- WHAT YOU ARE ASKED TO DO -
Pick out each line of the material that contains the string "number", treating uppercase and lowercase as different, and copy those lines in full.

Spatial annotation records:
* * *

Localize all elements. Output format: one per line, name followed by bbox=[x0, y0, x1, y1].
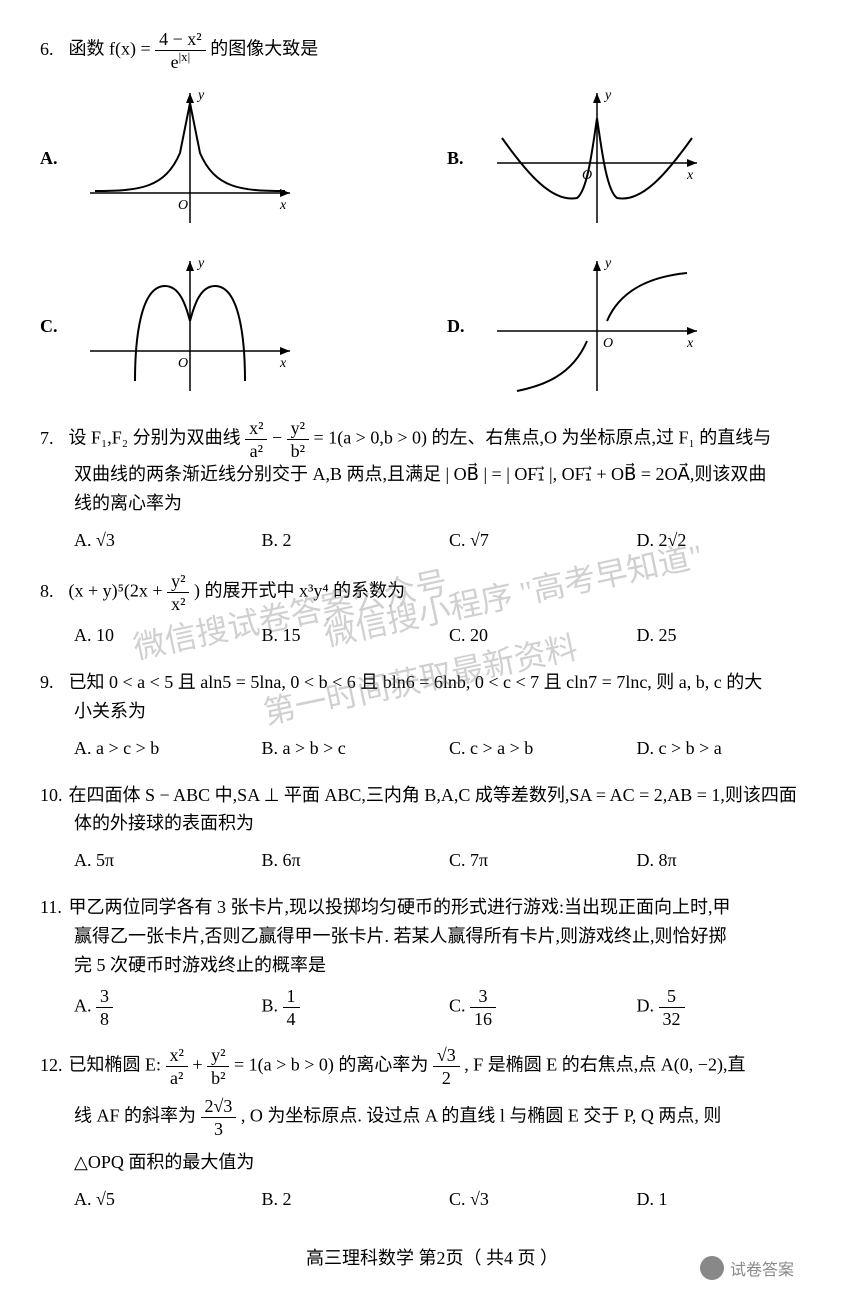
q6-graphs-row1: A. y x O B. bbox=[40, 83, 824, 233]
q6-B-label: B. bbox=[447, 144, 487, 173]
q6-A-label: A. bbox=[40, 144, 80, 173]
q7-A: A. √3 bbox=[74, 526, 262, 555]
q11-number: 11. bbox=[40, 893, 64, 922]
svg-text:O: O bbox=[603, 336, 613, 351]
q11-B: B. 14 bbox=[262, 987, 450, 1028]
q8-options: A. 10 B. 15 C. 20 D. 25 bbox=[74, 621, 824, 650]
q7-number: 7. bbox=[40, 424, 64, 453]
q8-number: 8. bbox=[40, 577, 64, 606]
question-10: 10. 在四面体 S − ABC 中,SA ⊥ 平面 ABC,三内角 B,A,C… bbox=[40, 781, 824, 875]
q8-B: B. 15 bbox=[262, 621, 450, 650]
svg-text:y: y bbox=[196, 256, 205, 271]
question-9: 9. 已知 0 < a < 5 且 aln5 = 5lna, 0 < b < 6… bbox=[40, 668, 824, 762]
q12-A: A. √5 bbox=[74, 1185, 262, 1214]
q6-fraction: 4 − x² e|x| bbox=[155, 30, 206, 71]
svg-text:x: x bbox=[686, 336, 694, 351]
question-11: 11. 甲乙两位同学各有 3 张卡片,现以投掷均匀硬币的形式进行游戏:当出现正面… bbox=[40, 893, 824, 1028]
q9-options: A. a > c > b B. a > b > c C. c > a > b D… bbox=[74, 734, 824, 763]
q11-A: A. 38 bbox=[74, 987, 262, 1028]
q6-graph-D: y x O bbox=[487, 251, 707, 401]
page: 6. 函数 f(x) = 4 − x² e|x| 的图像大致是 A. y x O bbox=[0, 0, 854, 1310]
q6-D-label: D. bbox=[447, 312, 487, 341]
q8-D: D. 25 bbox=[637, 621, 825, 650]
question-7: 7. 设 F₁,F₂ 分别为双曲线 x²a² − y²b² = 1(a > 0,… bbox=[40, 419, 824, 554]
q10-number: 10. bbox=[40, 781, 64, 810]
q12-D: D. 1 bbox=[637, 1185, 825, 1214]
wechat-icon bbox=[700, 1256, 724, 1280]
q10-D: D. 8π bbox=[637, 846, 825, 875]
svg-text:O: O bbox=[178, 356, 188, 371]
q9-D: D. c > b > a bbox=[637, 734, 825, 763]
q6-graph-A: y x O bbox=[80, 83, 300, 233]
q9-C: C. c > a > b bbox=[449, 734, 637, 763]
q7-options: A. √3 B. 2 C. √7 D. 2√2 bbox=[74, 526, 824, 555]
svg-text:O: O bbox=[178, 198, 188, 213]
q10-options: A. 5π B. 6π C. 7π D. 8π bbox=[74, 846, 824, 875]
question-12: 12. 已知椭圆 E: x²a² + y²b² = 1(a > b > 0) 的… bbox=[40, 1046, 824, 1214]
q9-number: 9. bbox=[40, 668, 64, 697]
wechat-badge: 试卷答案 bbox=[700, 1256, 794, 1280]
svg-text:y: y bbox=[603, 256, 612, 271]
q10-B: B. 6π bbox=[262, 846, 450, 875]
q6-text-1: 函数 f(x) = bbox=[69, 39, 156, 59]
q9-A: A. a > c > b bbox=[74, 734, 262, 763]
svg-text:x: x bbox=[686, 168, 694, 183]
q9-B: B. a > b > c bbox=[262, 734, 450, 763]
q7-B: B. 2 bbox=[262, 526, 450, 555]
question-8: 8. (x + y)⁵(2x + y²x² ) 的展开式中 x³y⁴ 的系数为 … bbox=[40, 572, 824, 650]
q10-C: C. 7π bbox=[449, 846, 637, 875]
q6-graph-B: y x O bbox=[487, 83, 707, 233]
q12-number: 12. bbox=[40, 1051, 64, 1080]
q6-number: 6. bbox=[40, 35, 64, 64]
q7-C: C. √7 bbox=[449, 526, 637, 555]
svg-text:x: x bbox=[279, 356, 287, 371]
q6-text-2: 的图像大致是 bbox=[210, 39, 318, 59]
q11-D: D. 532 bbox=[637, 987, 825, 1028]
q12-B: B. 2 bbox=[262, 1185, 450, 1214]
q10-A: A. 5π bbox=[74, 846, 262, 875]
q6-graph-C: y x O bbox=[80, 251, 300, 401]
q8-C: C. 20 bbox=[449, 621, 637, 650]
q11-C: C. 316 bbox=[449, 987, 637, 1028]
wechat-label: 试卷答案 bbox=[730, 1256, 794, 1280]
q6-graphs-row2: C. y x O D. bbox=[40, 251, 824, 401]
q7-D: D. 2√2 bbox=[637, 526, 825, 555]
q12-C: C. √3 bbox=[449, 1185, 637, 1214]
q8-A: A. 10 bbox=[74, 621, 262, 650]
question-6: 6. 函数 f(x) = 4 − x² e|x| 的图像大致是 A. y x O bbox=[40, 30, 824, 401]
svg-text:x: x bbox=[279, 198, 287, 213]
svg-text:y: y bbox=[603, 88, 612, 103]
q12-options: A. √5 B. 2 C. √3 D. 1 bbox=[74, 1185, 824, 1214]
q11-options: A. 38 B. 14 C. 316 D. 532 bbox=[74, 987, 824, 1028]
q6-C-label: C. bbox=[40, 312, 80, 341]
svg-text:y: y bbox=[196, 88, 205, 103]
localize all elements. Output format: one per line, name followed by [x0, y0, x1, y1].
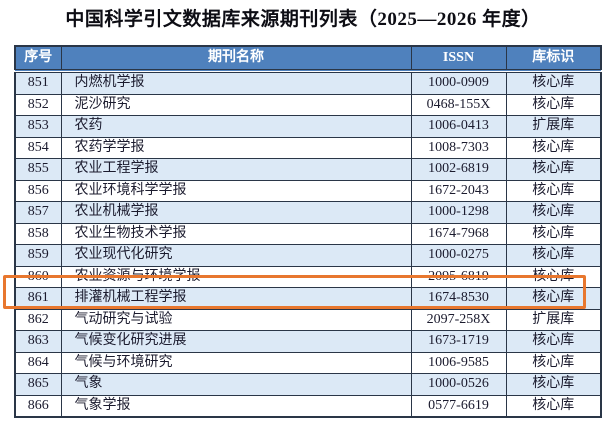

* * *

- CORRECT RESPONSE -
q11-number: 11. bbox=[40, 893, 64, 922]
q7-number: 7. bbox=[40, 424, 64, 453]
q8-number: 8. bbox=[40, 577, 64, 606]
q10-number: 10. bbox=[40, 781, 64, 810]
q9-number: 9. bbox=[40, 668, 64, 697]
q12-number: 12. bbox=[40, 1051, 64, 1080]
q6-number: 6. bbox=[40, 35, 64, 64]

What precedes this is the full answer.